Pull out every line of the listing below where "ylabel" appears.
___ Records supplied
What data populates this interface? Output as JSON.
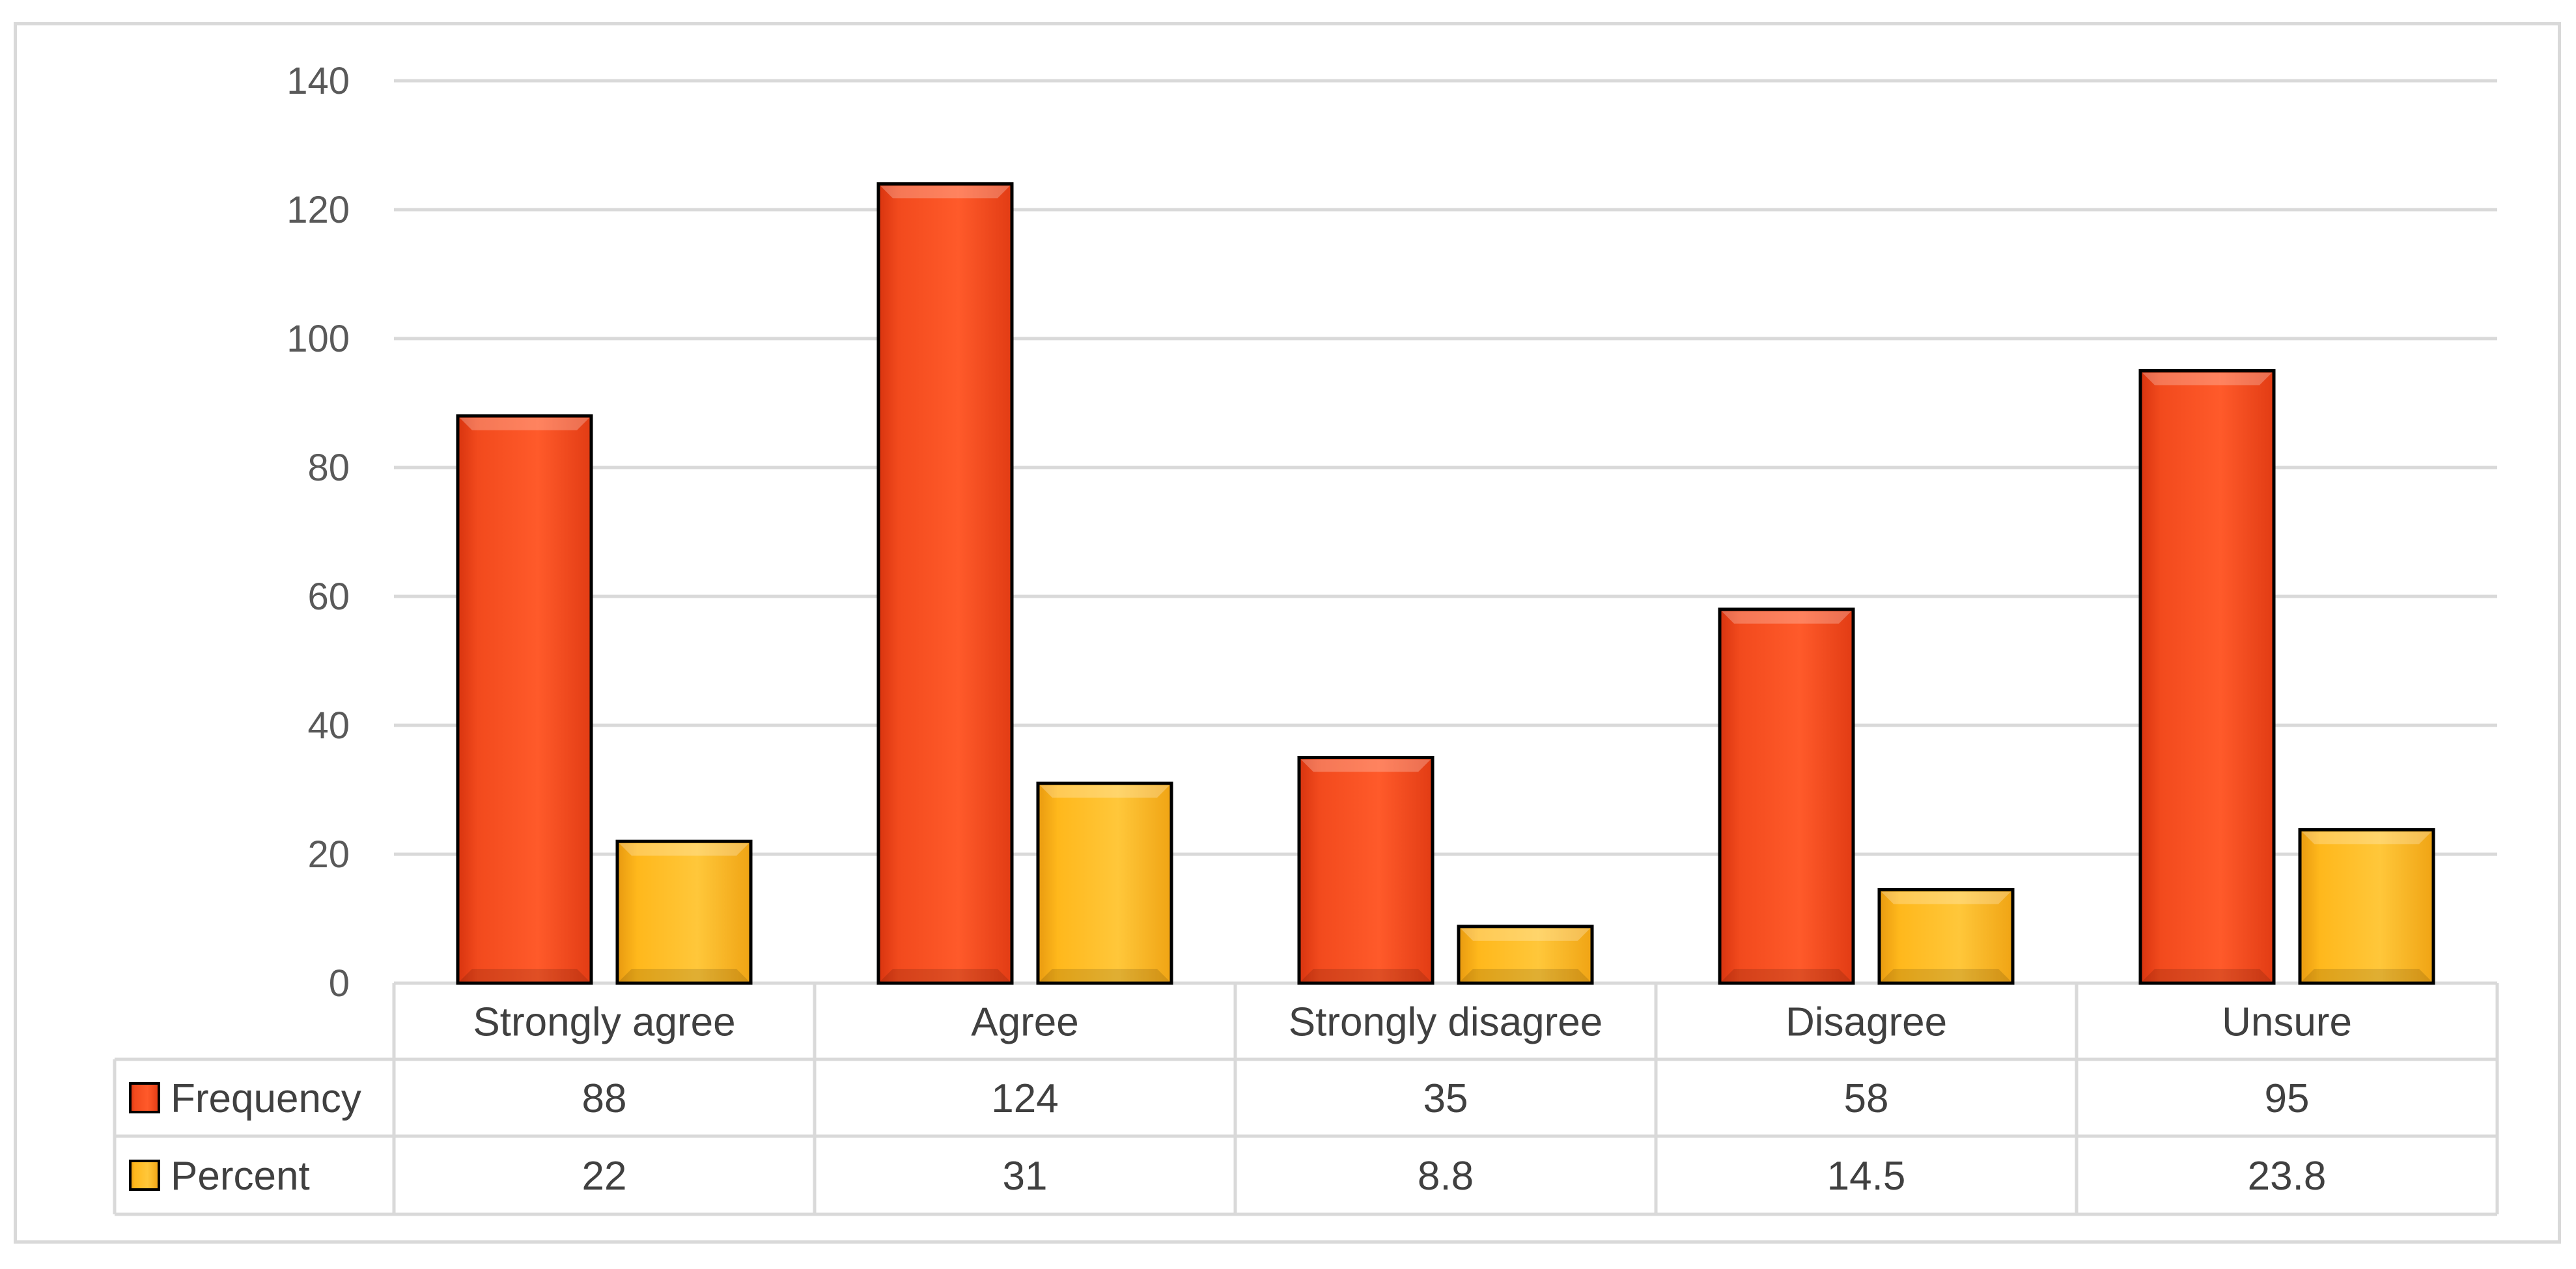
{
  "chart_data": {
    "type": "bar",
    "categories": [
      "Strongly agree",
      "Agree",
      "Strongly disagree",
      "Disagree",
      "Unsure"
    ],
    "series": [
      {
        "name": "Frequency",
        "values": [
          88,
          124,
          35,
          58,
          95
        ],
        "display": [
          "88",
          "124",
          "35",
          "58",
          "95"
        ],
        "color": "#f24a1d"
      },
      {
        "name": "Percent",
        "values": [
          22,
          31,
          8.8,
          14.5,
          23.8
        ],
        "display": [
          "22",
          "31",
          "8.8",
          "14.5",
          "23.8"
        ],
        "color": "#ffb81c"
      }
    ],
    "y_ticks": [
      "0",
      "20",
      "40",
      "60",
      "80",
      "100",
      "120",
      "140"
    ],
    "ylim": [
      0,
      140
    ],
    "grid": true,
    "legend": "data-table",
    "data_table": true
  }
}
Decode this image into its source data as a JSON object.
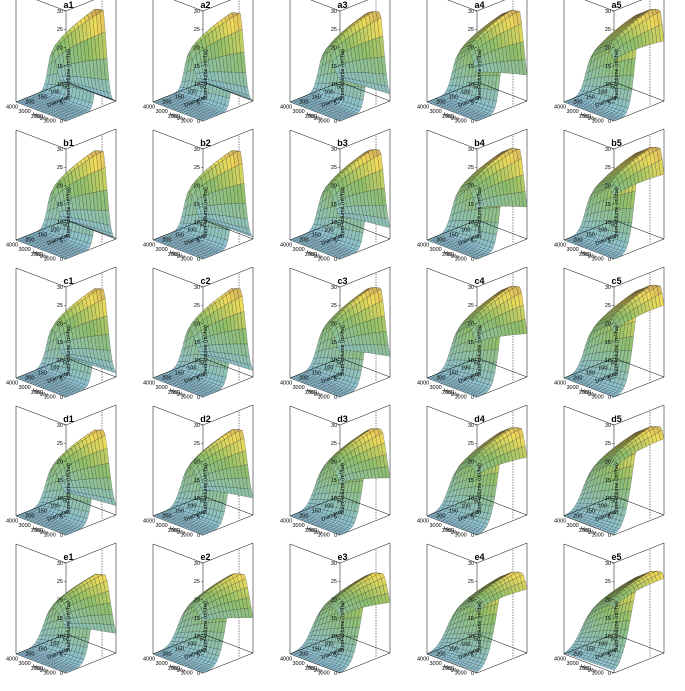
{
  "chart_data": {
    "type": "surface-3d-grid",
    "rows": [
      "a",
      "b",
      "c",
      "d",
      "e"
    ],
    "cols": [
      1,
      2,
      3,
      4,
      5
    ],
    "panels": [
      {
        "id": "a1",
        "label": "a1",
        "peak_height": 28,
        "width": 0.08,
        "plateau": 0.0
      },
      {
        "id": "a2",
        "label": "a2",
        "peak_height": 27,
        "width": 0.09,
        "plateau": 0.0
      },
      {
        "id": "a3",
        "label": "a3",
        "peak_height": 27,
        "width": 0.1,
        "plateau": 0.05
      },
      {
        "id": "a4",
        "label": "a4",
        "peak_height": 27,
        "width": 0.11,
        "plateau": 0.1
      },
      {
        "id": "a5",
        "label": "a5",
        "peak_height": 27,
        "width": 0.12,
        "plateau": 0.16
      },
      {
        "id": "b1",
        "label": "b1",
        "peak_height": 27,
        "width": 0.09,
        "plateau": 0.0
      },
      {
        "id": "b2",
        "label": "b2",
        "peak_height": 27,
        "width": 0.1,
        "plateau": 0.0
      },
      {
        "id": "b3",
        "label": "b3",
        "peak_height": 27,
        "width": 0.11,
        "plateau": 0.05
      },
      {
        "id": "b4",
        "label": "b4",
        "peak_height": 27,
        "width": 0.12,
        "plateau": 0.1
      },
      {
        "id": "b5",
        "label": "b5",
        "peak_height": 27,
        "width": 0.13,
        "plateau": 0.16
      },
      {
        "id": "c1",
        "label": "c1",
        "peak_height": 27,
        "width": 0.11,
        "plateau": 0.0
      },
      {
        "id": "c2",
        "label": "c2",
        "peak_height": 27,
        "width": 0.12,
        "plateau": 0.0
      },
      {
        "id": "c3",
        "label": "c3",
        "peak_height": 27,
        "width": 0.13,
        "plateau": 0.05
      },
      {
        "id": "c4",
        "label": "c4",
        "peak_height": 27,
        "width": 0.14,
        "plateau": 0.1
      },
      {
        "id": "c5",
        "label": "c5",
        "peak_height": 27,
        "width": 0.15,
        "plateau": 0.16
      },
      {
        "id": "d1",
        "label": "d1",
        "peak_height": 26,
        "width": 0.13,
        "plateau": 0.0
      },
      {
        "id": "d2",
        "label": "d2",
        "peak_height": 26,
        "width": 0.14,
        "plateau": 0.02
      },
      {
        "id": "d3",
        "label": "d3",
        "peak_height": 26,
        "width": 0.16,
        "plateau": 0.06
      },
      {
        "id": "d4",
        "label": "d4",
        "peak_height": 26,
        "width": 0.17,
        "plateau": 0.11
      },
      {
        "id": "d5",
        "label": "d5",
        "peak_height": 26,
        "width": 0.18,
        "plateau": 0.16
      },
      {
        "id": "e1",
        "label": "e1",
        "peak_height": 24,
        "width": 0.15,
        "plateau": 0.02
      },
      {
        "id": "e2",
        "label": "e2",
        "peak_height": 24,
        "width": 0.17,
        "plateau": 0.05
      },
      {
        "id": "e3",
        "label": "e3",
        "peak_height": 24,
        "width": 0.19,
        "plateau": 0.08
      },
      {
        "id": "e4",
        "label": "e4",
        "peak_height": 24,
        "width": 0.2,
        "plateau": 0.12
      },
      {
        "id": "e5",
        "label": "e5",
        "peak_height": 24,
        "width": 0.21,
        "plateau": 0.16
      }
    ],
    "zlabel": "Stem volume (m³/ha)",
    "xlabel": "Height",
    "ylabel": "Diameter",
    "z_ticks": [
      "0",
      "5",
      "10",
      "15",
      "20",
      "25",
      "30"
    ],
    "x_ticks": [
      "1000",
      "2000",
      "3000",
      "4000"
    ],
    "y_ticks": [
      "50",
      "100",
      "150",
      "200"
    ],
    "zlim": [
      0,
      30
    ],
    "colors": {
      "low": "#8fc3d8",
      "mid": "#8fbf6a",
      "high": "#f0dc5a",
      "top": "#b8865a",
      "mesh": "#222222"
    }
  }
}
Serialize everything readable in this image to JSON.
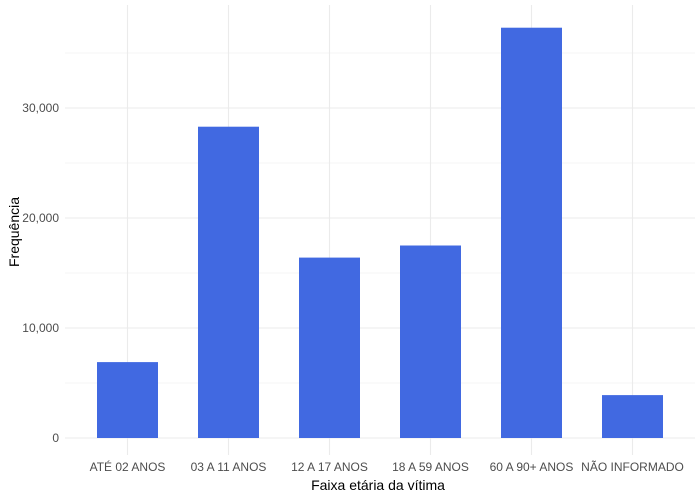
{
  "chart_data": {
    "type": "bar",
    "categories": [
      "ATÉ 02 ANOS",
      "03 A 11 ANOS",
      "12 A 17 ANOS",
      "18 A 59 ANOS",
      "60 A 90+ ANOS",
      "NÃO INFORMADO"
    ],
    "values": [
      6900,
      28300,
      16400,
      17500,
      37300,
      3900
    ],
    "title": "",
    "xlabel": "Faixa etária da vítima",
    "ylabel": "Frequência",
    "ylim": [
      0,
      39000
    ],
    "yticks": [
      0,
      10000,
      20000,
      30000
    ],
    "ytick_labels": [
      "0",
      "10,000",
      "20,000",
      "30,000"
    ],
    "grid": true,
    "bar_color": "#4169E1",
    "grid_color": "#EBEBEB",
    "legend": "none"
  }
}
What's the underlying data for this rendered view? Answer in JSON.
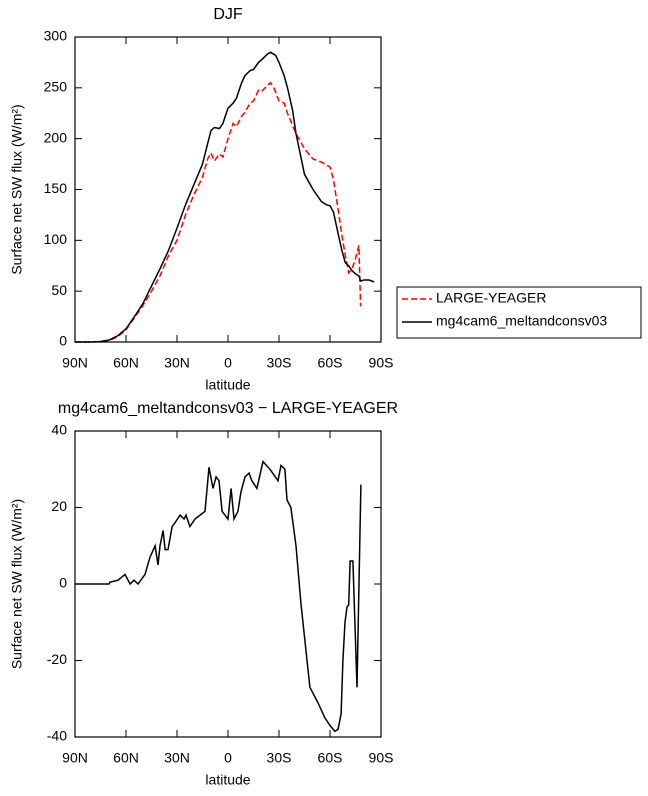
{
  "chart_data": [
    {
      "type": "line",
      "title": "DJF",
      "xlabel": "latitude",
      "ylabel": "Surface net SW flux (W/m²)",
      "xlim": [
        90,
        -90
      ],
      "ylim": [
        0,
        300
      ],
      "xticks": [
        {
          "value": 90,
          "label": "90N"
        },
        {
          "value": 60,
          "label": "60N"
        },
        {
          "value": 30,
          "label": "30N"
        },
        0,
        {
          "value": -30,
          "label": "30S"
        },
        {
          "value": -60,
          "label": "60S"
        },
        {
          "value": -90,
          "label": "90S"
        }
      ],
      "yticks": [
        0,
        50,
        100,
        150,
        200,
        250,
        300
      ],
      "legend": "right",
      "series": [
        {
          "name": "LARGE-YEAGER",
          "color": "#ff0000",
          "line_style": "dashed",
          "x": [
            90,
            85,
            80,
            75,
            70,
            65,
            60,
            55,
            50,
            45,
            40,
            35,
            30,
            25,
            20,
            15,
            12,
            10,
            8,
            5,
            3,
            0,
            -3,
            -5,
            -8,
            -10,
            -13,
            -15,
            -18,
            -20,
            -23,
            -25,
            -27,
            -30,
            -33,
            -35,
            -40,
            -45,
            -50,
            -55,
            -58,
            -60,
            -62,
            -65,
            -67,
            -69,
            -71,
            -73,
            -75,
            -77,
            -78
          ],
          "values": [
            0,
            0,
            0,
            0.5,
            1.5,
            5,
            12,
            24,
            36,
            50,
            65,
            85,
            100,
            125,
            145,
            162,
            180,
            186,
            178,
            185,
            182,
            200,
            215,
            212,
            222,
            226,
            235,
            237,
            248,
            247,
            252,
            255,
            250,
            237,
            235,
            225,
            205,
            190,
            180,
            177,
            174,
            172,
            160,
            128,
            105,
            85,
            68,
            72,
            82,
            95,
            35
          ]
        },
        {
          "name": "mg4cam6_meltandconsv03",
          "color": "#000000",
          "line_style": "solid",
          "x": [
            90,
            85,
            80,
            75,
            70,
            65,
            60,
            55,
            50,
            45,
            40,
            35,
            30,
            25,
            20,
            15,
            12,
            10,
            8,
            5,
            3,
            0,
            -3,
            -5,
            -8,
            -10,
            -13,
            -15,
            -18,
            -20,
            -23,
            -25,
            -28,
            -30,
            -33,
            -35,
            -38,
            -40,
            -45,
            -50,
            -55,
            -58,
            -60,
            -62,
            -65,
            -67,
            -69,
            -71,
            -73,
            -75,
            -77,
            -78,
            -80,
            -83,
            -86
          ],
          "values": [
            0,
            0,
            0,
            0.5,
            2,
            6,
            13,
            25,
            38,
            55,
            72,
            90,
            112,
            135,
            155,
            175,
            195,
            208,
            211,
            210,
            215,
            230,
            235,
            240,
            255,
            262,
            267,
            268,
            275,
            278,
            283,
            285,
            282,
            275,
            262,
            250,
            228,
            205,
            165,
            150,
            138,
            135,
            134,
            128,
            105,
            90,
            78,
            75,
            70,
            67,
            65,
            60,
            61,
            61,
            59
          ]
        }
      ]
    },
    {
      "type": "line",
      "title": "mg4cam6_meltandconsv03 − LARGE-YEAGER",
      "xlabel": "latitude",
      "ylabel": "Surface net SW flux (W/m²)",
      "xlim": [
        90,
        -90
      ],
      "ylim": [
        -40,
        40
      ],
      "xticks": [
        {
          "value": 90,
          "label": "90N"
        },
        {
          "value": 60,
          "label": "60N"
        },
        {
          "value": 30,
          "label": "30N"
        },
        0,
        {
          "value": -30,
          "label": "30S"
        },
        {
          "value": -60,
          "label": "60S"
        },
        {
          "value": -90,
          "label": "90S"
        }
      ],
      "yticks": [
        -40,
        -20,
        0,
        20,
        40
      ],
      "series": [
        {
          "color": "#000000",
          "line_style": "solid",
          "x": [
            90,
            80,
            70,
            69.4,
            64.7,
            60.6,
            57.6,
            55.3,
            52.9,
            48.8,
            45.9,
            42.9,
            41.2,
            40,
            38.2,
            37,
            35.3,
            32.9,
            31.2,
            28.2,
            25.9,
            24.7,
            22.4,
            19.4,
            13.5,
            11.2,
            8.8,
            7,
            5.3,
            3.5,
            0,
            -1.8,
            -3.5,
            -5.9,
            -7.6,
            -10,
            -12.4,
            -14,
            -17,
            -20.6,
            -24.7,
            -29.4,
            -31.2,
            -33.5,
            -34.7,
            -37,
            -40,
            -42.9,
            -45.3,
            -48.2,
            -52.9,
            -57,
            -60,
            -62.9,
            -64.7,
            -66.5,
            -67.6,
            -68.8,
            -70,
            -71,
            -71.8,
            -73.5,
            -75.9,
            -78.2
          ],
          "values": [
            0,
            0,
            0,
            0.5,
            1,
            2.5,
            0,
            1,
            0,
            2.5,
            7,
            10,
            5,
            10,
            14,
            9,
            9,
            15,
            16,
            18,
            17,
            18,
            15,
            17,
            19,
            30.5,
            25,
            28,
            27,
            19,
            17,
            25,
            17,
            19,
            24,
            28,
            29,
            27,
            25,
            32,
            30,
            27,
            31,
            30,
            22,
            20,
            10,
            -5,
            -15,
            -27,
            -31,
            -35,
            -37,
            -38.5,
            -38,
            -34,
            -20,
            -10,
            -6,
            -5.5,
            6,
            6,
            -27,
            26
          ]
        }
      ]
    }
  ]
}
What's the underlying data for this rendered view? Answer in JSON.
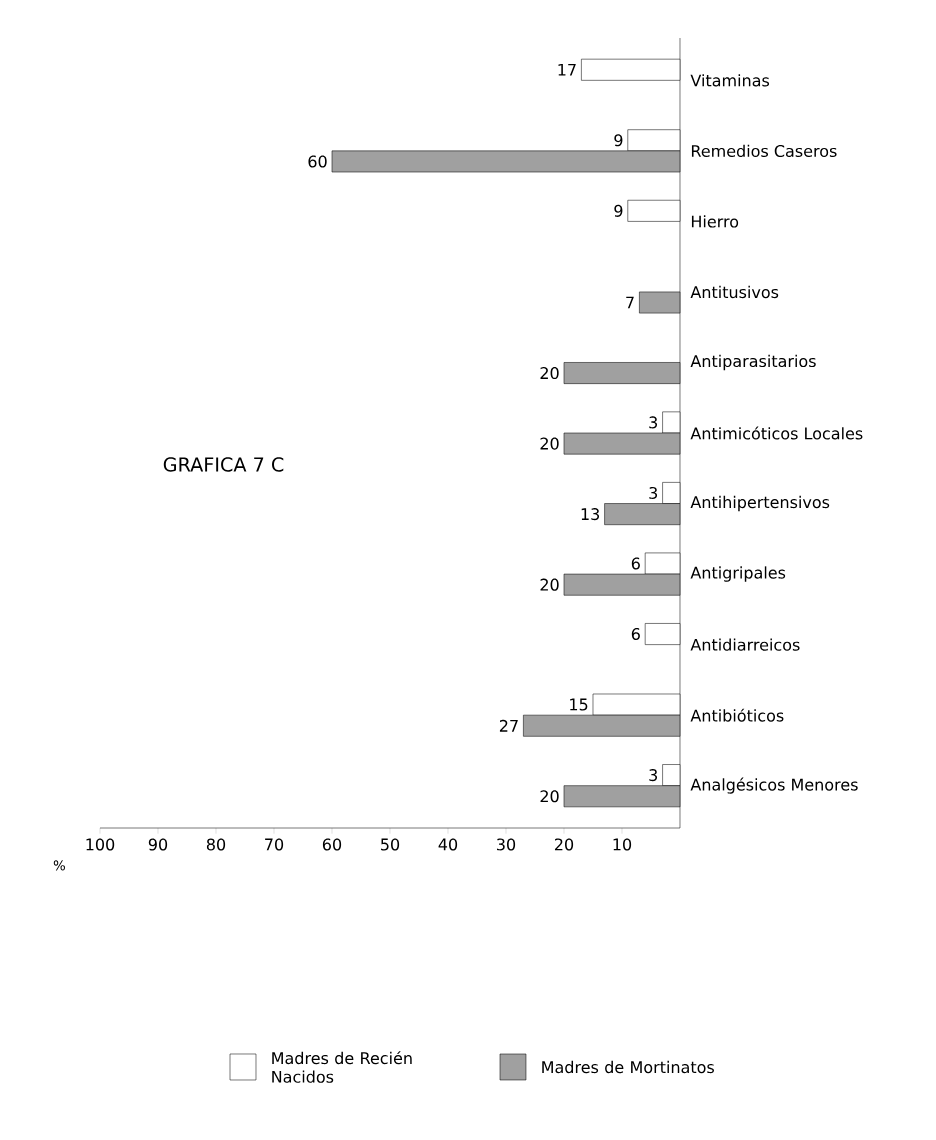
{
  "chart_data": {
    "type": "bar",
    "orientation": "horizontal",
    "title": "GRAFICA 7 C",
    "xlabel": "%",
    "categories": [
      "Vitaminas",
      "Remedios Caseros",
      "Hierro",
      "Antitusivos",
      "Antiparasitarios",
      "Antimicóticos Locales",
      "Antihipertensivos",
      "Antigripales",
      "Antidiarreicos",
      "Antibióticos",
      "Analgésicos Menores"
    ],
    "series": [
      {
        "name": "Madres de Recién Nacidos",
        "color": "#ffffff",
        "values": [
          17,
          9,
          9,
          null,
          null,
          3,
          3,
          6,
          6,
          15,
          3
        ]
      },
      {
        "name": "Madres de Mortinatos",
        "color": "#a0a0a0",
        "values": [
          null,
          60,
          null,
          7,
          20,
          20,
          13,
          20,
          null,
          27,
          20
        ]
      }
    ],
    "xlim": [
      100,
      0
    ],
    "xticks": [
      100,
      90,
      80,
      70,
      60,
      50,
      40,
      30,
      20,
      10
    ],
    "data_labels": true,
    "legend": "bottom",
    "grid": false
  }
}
______
Expected answer:
    "ylabel": "Diameter",
    "ylabel": "Frequência",
      "ylabel": "Surface net SW flux (W/m²)",
      "ylabel": "Surface net SW flux (W/m²)",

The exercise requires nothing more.